» **Written problem**:
Copy each line exactly. Drop every picture.

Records

────────────────────────────────────────

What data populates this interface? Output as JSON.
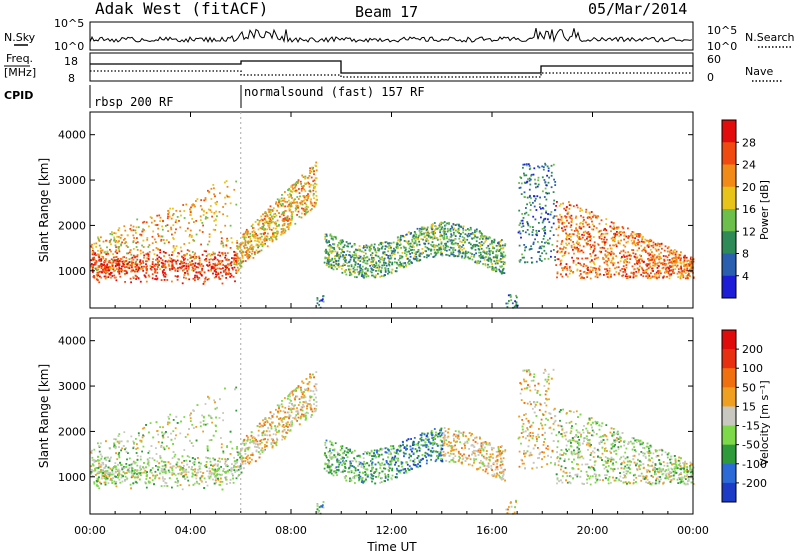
{
  "header": {
    "station": "Adak West (fitACF)",
    "beam": "Beam 17",
    "date": "05/Mar/2014"
  },
  "noise_panel": {
    "left_label": "N.Sky",
    "right_label": "N.Search",
    "left_ticks": [
      "10^5",
      "10^0"
    ],
    "right_ticks": [
      "10^5",
      "10^0"
    ]
  },
  "freq_panel": {
    "left_label_1": "Freq.",
    "left_label_2": "[MHz]",
    "right_label": "Nave",
    "left_ticks": [
      "18",
      "8"
    ],
    "right_ticks": [
      "60",
      "0"
    ]
  },
  "cpid": {
    "label": "CPID",
    "segments": [
      {
        "label": "rbsp 200 RF",
        "start_hour": 0
      },
      {
        "label": "normalsound (fast) 157 RF",
        "start_hour": 6
      }
    ]
  },
  "chart_data": [
    {
      "type": "heatmap",
      "name": "power",
      "ylabel": "Slant Range [km]",
      "xlabel": "Time UT",
      "xlim": [
        0,
        24
      ],
      "ylim": [
        180,
        4500
      ],
      "x_ticks": [
        "00:00",
        "04:00",
        "08:00",
        "12:00",
        "16:00",
        "20:00",
        "00:00"
      ],
      "y_ticks": [
        1000,
        2000,
        3000,
        4000
      ],
      "colorbar": {
        "label": "Power [dB]",
        "ticks": [
          4,
          8,
          12,
          16,
          20,
          24,
          28
        ],
        "colors": [
          "#1d1dd8",
          "#2a5fb0",
          "#2e8b57",
          "#6cbf4a",
          "#e8c31a",
          "#f28a18",
          "#f04a10",
          "#e30c0c"
        ]
      }
    },
    {
      "type": "heatmap",
      "name": "velocity",
      "ylabel": "Slant Range [km]",
      "xlabel": "Time UT",
      "xlim": [
        0,
        24
      ],
      "ylim": [
        180,
        4500
      ],
      "x_ticks": [
        "00:00",
        "04:00",
        "08:00",
        "12:00",
        "16:00",
        "20:00",
        "00:00"
      ],
      "y_ticks": [
        1000,
        2000,
        3000,
        4000
      ],
      "colorbar": {
        "label": "Velocity [m s⁻¹]",
        "ticks": [
          "200",
          "100",
          "50",
          "15",
          "-15",
          "-50",
          "-100",
          "-200"
        ],
        "colors": [
          "#1c3cc8",
          "#2c6ad8",
          "#2e9a3a",
          "#7dd84a",
          "#c8c8c0",
          "#f0a020",
          "#f07010",
          "#e83010",
          "#e00c0c"
        ]
      }
    }
  ]
}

────────────────────────────────────────

» **Solution**:
What data populates this interface? Output as JSON.
{
  "header": {
    "station": "Adak West (fitACF)",
    "beam": "Beam 17",
    "date": "05/Mar/2014"
  },
  "noise_panel": {
    "left_label": "N.Sky",
    "right_label": "N.Search",
    "left_ticks": [
      "10^5",
      "10^0"
    ],
    "right_ticks": [
      "10^5",
      "10^0"
    ]
  },
  "freq_panel": {
    "left_label_1": "Freq.",
    "left_label_2": "[MHz]",
    "right_label": "Nave",
    "left_ticks": [
      "18",
      "8"
    ],
    "right_ticks": [
      "60",
      "0"
    ]
  },
  "cpid": {
    "label": "CPID",
    "segments": [
      {
        "label": "rbsp 200 RF",
        "start_hour": 0
      },
      {
        "label": "normalsound (fast) 157 RF",
        "start_hour": 6
      }
    ]
  },
  "chart_data": [
    {
      "type": "heatmap",
      "name": "power",
      "ylabel": "Slant Range [km]",
      "xlabel": "Time UT",
      "xlim": [
        0,
        24
      ],
      "ylim": [
        180,
        4500
      ],
      "x_ticks": [
        "00:00",
        "04:00",
        "08:00",
        "12:00",
        "16:00",
        "20:00",
        "00:00"
      ],
      "y_ticks": [
        1000,
        2000,
        3000,
        4000
      ],
      "colorbar": {
        "label": "Power [dB]",
        "ticks": [
          4,
          8,
          12,
          16,
          20,
          24,
          28
        ],
        "colors": [
          "#1d1dd8",
          "#2a5fb0",
          "#2e8b57",
          "#6cbf4a",
          "#e8c31a",
          "#f28a18",
          "#f04a10",
          "#e30c0c"
        ]
      }
    },
    {
      "type": "heatmap",
      "name": "velocity",
      "ylabel": "Slant Range [km]",
      "xlabel": "Time UT",
      "xlim": [
        0,
        24
      ],
      "ylim": [
        180,
        4500
      ],
      "x_ticks": [
        "00:00",
        "04:00",
        "08:00",
        "12:00",
        "16:00",
        "20:00",
        "00:00"
      ],
      "y_ticks": [
        1000,
        2000,
        3000,
        4000
      ],
      "colorbar": {
        "label": "Velocity [m s⁻¹]",
        "ticks": [
          "200",
          "100",
          "50",
          "15",
          "-15",
          "-50",
          "-100",
          "-200"
        ],
        "colors": [
          "#1c3cc8",
          "#2c6ad8",
          "#2e9a3a",
          "#7dd84a",
          "#c8c8c0",
          "#f0a020",
          "#f07010",
          "#e83010",
          "#e00c0c"
        ]
      }
    }
  ]
}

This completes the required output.